--- Start Raw records ---
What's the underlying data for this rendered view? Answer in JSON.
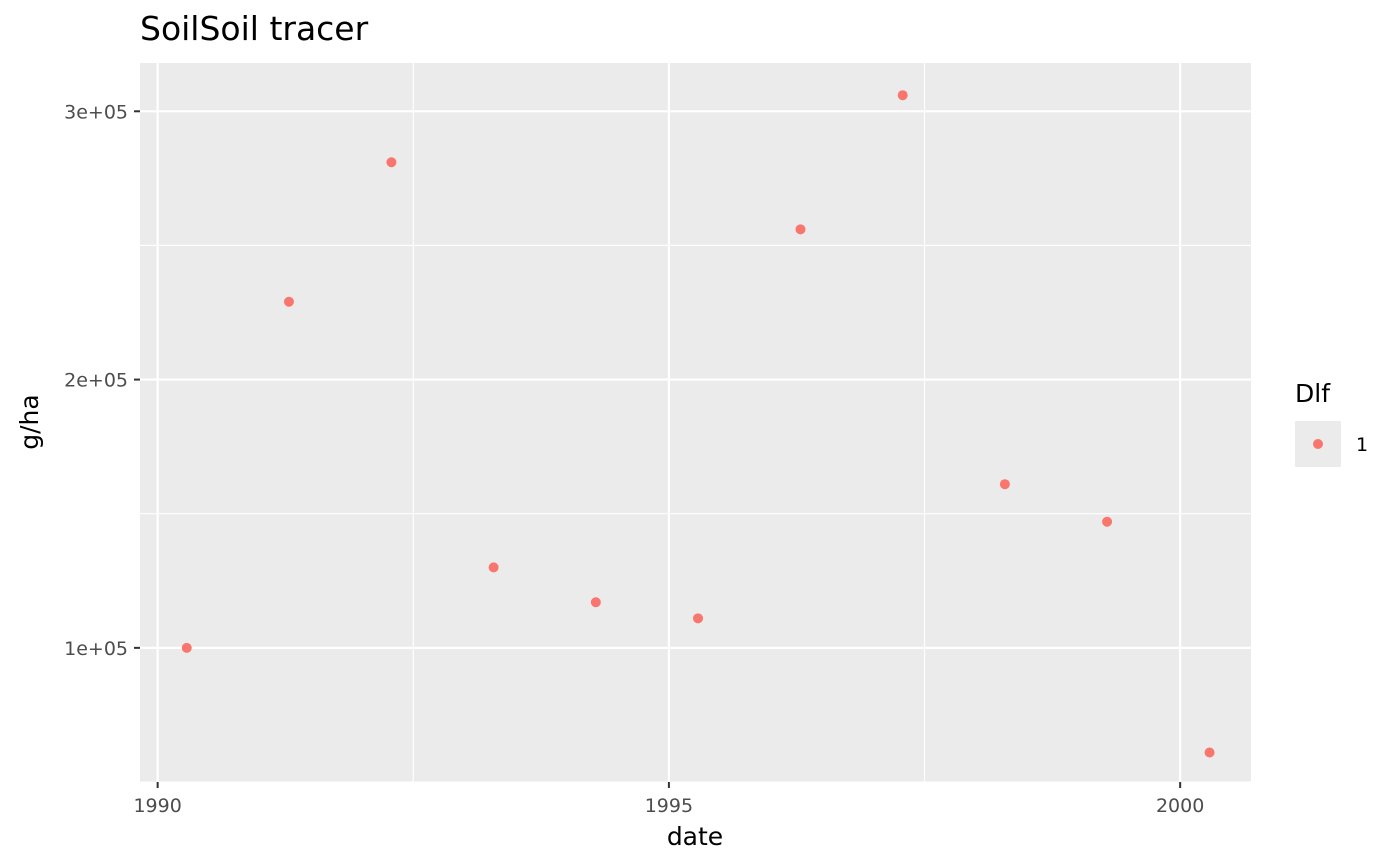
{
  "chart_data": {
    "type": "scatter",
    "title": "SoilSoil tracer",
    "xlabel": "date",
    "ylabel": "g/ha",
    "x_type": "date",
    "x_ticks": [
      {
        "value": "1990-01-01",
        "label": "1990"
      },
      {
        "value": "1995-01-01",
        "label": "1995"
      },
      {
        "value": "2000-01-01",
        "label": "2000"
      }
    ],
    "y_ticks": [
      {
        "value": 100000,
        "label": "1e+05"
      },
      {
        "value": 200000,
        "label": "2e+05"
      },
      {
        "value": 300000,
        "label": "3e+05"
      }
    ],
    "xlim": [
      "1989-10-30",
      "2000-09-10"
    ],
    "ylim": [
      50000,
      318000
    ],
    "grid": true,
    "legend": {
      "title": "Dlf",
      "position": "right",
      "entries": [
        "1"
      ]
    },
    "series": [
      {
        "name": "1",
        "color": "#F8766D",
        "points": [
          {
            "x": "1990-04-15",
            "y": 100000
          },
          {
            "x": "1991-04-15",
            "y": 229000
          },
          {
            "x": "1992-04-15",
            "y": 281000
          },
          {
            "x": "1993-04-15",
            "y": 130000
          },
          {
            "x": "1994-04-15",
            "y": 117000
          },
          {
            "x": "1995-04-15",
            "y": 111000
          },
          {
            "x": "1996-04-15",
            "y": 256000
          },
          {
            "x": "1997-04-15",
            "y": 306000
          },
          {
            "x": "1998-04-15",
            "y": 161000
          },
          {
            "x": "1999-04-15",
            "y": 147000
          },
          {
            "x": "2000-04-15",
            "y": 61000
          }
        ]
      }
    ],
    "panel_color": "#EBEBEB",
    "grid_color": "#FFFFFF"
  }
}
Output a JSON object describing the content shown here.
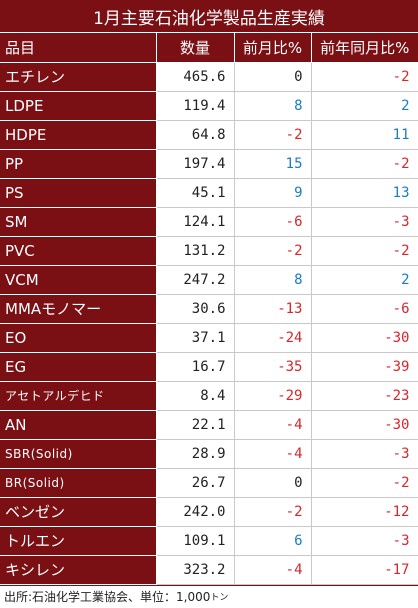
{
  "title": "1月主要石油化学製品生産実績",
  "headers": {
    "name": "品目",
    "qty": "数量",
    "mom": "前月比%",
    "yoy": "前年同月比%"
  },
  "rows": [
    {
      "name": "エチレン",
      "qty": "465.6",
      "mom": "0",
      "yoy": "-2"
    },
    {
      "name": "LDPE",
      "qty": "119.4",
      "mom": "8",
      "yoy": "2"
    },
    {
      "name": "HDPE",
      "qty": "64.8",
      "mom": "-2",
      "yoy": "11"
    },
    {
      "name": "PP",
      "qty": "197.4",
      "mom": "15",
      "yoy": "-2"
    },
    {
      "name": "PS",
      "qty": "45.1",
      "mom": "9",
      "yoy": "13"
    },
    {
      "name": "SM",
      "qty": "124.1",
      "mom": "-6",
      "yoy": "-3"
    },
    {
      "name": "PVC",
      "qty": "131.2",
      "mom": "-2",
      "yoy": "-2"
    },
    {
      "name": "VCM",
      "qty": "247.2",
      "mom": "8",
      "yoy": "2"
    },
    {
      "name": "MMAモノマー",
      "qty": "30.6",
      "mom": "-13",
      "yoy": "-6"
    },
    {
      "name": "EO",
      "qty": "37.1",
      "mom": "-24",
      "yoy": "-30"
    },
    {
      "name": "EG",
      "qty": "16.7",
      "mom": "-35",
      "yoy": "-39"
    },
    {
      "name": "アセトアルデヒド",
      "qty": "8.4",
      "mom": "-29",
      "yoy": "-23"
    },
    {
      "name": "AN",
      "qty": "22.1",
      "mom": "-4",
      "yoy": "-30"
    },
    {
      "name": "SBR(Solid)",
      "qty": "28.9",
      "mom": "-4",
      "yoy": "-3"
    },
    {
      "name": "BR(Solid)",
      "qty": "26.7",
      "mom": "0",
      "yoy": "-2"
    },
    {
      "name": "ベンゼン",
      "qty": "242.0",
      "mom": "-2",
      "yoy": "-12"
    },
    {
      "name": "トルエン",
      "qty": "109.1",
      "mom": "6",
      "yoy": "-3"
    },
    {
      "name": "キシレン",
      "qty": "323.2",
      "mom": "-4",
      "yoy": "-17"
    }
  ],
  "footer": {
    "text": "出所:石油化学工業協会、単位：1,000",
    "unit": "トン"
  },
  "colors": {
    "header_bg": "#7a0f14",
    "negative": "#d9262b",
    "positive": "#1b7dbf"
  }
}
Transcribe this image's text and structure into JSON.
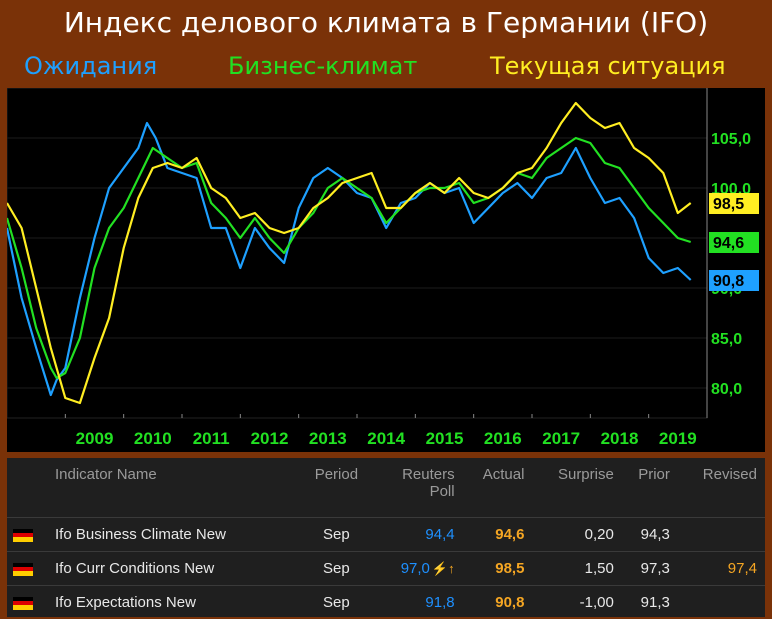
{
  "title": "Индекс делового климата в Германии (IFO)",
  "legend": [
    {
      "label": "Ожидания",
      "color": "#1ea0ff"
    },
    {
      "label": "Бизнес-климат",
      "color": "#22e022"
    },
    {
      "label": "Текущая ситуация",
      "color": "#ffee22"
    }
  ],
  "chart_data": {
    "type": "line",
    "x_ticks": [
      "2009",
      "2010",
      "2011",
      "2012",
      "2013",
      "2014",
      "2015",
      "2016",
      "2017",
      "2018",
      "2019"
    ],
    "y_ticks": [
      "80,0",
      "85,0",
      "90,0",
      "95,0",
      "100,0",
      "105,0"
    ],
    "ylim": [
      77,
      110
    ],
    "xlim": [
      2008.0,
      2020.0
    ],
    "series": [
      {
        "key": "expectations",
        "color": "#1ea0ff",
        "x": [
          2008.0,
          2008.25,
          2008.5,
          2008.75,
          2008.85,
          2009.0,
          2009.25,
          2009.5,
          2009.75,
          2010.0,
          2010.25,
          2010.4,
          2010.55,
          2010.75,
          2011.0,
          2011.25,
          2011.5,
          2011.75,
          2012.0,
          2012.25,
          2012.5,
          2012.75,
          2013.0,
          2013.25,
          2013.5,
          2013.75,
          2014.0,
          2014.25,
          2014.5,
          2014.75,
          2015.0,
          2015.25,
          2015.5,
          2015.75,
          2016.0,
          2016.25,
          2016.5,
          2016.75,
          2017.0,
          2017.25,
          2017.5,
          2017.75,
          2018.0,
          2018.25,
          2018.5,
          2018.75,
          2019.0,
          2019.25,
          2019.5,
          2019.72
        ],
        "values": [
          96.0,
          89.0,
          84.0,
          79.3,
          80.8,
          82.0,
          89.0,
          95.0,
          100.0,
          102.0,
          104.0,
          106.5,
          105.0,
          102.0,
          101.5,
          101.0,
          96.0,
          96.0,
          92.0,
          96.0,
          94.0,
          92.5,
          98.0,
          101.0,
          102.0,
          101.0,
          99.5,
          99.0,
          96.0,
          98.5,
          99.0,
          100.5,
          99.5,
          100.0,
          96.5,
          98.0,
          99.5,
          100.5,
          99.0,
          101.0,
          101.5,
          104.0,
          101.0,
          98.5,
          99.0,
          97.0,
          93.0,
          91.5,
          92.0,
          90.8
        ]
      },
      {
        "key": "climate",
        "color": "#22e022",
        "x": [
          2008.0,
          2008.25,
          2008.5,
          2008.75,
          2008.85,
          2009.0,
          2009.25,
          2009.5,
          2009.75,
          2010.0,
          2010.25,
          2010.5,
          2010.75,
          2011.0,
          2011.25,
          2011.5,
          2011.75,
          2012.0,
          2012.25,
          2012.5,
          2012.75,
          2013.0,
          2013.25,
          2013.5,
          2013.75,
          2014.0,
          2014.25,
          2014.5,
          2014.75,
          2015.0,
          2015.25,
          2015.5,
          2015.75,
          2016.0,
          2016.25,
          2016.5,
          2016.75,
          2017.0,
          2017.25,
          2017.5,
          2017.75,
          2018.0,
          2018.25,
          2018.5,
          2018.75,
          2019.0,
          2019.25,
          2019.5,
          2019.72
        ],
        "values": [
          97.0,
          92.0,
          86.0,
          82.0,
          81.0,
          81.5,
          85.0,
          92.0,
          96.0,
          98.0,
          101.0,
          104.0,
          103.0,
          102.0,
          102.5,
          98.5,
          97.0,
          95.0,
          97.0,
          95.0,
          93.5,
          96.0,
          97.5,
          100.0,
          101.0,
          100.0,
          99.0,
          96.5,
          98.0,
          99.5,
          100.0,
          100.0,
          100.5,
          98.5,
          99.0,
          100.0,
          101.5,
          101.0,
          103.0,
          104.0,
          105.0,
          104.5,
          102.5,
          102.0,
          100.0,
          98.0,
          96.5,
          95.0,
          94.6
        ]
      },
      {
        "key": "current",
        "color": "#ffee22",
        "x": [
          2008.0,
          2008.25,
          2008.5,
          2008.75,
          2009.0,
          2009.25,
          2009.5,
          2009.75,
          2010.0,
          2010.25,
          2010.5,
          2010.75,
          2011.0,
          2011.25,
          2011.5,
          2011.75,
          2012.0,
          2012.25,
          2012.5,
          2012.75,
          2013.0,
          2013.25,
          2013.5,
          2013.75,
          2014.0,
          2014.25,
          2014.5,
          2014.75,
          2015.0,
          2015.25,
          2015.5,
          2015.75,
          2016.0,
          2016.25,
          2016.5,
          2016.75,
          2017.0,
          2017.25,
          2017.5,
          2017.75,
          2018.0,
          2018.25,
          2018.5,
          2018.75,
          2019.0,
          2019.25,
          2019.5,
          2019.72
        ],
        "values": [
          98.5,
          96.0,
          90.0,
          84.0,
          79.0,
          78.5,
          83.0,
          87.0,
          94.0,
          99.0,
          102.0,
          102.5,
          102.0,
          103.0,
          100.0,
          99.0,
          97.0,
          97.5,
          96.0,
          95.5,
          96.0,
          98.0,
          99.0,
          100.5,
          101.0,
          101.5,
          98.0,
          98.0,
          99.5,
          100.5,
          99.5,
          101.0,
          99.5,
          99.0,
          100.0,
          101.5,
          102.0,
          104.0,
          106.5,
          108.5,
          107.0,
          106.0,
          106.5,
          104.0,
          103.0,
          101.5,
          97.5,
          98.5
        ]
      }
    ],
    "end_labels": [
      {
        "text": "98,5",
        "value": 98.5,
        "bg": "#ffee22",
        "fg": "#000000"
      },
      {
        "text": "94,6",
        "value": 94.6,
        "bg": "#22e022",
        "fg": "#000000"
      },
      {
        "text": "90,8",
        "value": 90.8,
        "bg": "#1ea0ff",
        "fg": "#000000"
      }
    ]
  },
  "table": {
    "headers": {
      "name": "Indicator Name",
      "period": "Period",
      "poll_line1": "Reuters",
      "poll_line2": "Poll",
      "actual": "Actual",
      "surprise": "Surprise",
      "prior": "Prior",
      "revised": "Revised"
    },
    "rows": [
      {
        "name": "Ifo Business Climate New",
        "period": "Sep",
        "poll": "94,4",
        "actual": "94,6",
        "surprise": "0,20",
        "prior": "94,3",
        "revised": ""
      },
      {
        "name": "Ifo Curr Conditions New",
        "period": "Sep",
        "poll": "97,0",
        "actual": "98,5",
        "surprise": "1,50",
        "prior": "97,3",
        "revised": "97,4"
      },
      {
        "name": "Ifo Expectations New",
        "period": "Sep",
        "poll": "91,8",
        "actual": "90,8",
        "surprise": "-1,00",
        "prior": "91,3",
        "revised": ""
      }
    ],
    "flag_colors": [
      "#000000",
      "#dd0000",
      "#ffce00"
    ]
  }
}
--- End Raw records ---
§ What is needed:
Looking at the records above, work out how many lines include the word "surprise", then give that number by itself.

§ Answer below:
4